Edit the records below by replacing every occurrence of "radio-unselected-icon" with "radio-off-icon", leaving everything else unchanged.

Start of PROVIDED ENTRIES

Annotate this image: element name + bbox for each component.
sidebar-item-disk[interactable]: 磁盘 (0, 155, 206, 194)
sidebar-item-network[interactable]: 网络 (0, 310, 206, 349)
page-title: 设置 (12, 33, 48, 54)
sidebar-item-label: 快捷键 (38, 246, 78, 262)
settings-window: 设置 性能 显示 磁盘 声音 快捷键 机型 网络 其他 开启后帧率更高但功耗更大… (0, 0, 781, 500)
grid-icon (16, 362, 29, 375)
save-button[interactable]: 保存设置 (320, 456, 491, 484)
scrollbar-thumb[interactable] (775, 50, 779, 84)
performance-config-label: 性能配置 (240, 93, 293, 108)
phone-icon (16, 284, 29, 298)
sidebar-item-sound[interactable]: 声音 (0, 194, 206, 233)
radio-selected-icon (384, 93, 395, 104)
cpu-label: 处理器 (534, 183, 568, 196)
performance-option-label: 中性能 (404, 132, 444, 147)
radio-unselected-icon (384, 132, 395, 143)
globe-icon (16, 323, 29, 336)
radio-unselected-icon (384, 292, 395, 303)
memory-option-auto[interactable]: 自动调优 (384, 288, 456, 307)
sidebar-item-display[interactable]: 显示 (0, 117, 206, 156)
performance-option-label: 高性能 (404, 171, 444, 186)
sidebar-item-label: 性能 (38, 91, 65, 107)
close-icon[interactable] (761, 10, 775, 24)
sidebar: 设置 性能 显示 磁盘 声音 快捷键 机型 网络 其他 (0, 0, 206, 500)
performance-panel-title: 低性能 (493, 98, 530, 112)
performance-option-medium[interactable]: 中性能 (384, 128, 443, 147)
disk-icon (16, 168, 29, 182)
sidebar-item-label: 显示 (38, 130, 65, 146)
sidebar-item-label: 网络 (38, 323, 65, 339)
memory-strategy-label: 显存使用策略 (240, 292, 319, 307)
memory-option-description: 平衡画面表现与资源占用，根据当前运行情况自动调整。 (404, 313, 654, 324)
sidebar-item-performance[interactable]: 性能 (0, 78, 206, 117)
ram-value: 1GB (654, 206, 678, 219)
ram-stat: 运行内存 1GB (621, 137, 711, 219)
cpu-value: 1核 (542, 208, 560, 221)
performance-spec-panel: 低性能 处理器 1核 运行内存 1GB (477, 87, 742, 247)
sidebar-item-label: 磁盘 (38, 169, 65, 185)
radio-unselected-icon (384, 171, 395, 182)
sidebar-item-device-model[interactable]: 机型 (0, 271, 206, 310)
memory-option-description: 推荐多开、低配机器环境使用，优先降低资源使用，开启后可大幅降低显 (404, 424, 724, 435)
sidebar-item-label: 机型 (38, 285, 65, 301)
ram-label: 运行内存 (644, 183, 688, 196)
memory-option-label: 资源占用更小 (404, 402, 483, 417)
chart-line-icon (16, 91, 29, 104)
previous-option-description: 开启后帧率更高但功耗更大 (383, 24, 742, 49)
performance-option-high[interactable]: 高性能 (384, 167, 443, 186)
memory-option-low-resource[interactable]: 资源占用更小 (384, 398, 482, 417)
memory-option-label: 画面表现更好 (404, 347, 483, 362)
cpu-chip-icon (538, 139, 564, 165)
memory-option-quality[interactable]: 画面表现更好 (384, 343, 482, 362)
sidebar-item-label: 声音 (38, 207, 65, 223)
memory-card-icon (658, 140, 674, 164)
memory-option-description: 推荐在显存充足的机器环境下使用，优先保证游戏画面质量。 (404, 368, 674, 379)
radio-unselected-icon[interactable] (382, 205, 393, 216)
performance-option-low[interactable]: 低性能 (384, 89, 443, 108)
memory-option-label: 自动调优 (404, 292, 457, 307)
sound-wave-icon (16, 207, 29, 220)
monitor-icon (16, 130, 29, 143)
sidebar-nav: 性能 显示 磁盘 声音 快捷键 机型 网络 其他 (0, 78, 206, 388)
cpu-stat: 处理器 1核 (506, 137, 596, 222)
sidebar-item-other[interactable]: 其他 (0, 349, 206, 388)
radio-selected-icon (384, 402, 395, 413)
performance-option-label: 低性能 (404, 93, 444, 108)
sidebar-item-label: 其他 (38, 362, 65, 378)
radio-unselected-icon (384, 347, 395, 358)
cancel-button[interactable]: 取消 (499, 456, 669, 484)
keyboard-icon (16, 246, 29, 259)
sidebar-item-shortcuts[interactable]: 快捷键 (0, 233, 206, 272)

End of PROVIDED ENTRIES

» **TASK SOLUTION**:
Annotate this image: element name + bbox for each component.
sidebar-item-disk[interactable]: 磁盘 (0, 155, 206, 194)
sidebar-item-network[interactable]: 网络 (0, 310, 206, 349)
page-title: 设置 (12, 33, 48, 54)
sidebar-item-label: 快捷键 (38, 246, 78, 262)
settings-window: 设置 性能 显示 磁盘 声音 快捷键 机型 网络 其他 开启后帧率更高但功耗更大… (0, 0, 781, 500)
grid-icon (16, 362, 29, 375)
save-button[interactable]: 保存设置 (320, 456, 491, 484)
scrollbar-thumb[interactable] (775, 50, 779, 84)
performance-config-label: 性能配置 (240, 93, 293, 108)
phone-icon (16, 284, 29, 298)
sidebar-item-sound[interactable]: 声音 (0, 194, 206, 233)
radio-selected-icon (384, 93, 395, 104)
cpu-label: 处理器 (534, 183, 568, 196)
performance-option-label: 中性能 (404, 132, 444, 147)
radio-off-icon (384, 132, 395, 143)
globe-icon (16, 323, 29, 336)
radio-off-icon (384, 292, 395, 303)
memory-option-auto[interactable]: 自动调优 (384, 288, 456, 307)
sidebar-item-display[interactable]: 显示 (0, 117, 206, 156)
performance-option-label: 高性能 (404, 171, 444, 186)
sidebar-item-label: 性能 (38, 91, 65, 107)
close-icon[interactable] (761, 10, 775, 24)
sidebar: 设置 性能 显示 磁盘 声音 快捷键 机型 网络 其他 (0, 0, 206, 500)
performance-panel-title: 低性能 (493, 98, 530, 112)
performance-option-medium[interactable]: 中性能 (384, 128, 443, 147)
disk-icon (16, 168, 29, 182)
sidebar-item-label: 显示 (38, 130, 65, 146)
sidebar-item-label: 网络 (38, 323, 65, 339)
memory-strategy-label: 显存使用策略 (240, 292, 319, 307)
memory-option-description: 平衡画面表现与资源占用，根据当前运行情况自动调整。 (404, 313, 654, 324)
sidebar-item-performance[interactable]: 性能 (0, 78, 206, 117)
ram-value: 1GB (654, 206, 678, 219)
ram-stat: 运行内存 1GB (621, 137, 711, 219)
cpu-value: 1核 (542, 208, 560, 221)
performance-spec-panel: 低性能 处理器 1核 运行内存 1GB (477, 87, 742, 247)
sidebar-item-label: 磁盘 (38, 169, 65, 185)
radio-off-icon (384, 171, 395, 182)
sidebar-item-device-model[interactable]: 机型 (0, 271, 206, 310)
memory-option-description: 推荐多开、低配机器环境使用，优先降低资源使用，开启后可大幅降低显 (404, 424, 724, 435)
sidebar-item-label: 机型 (38, 285, 65, 301)
ram-label: 运行内存 (644, 183, 688, 196)
memory-option-label: 资源占用更小 (404, 402, 483, 417)
chart-line-icon (16, 91, 29, 104)
previous-option-description: 开启后帧率更高但功耗更大 (383, 24, 742, 49)
performance-option-high[interactable]: 高性能 (384, 167, 443, 186)
memory-option-low-resource[interactable]: 资源占用更小 (384, 398, 482, 417)
memory-option-label: 画面表现更好 (404, 347, 483, 362)
cpu-chip-icon (538, 139, 564, 165)
memory-option-quality[interactable]: 画面表现更好 (384, 343, 482, 362)
sidebar-item-label: 声音 (38, 207, 65, 223)
memory-card-icon (658, 140, 674, 164)
memory-option-description: 推荐在显存充足的机器环境下使用，优先保证游戏画面质量。 (404, 368, 674, 379)
radio-off-icon[interactable] (382, 205, 393, 216)
performance-option-low[interactable]: 低性能 (384, 89, 443, 108)
memory-option-label: 自动调优 (404, 292, 457, 307)
sound-wave-icon (16, 207, 29, 220)
monitor-icon (16, 130, 29, 143)
sidebar-nav: 性能 显示 磁盘 声音 快捷键 机型 网络 其他 (0, 78, 206, 388)
cpu-stat: 处理器 1核 (506, 137, 596, 222)
sidebar-item-other[interactable]: 其他 (0, 349, 206, 388)
radio-selected-icon (384, 402, 395, 413)
performance-option-label: 低性能 (404, 93, 444, 108)
sidebar-item-label: 其他 (38, 362, 65, 378)
radio-off-icon (384, 347, 395, 358)
cancel-button[interactable]: 取消 (499, 456, 669, 484)
keyboard-icon (16, 246, 29, 259)
sidebar-item-shortcuts[interactable]: 快捷键 (0, 233, 206, 272)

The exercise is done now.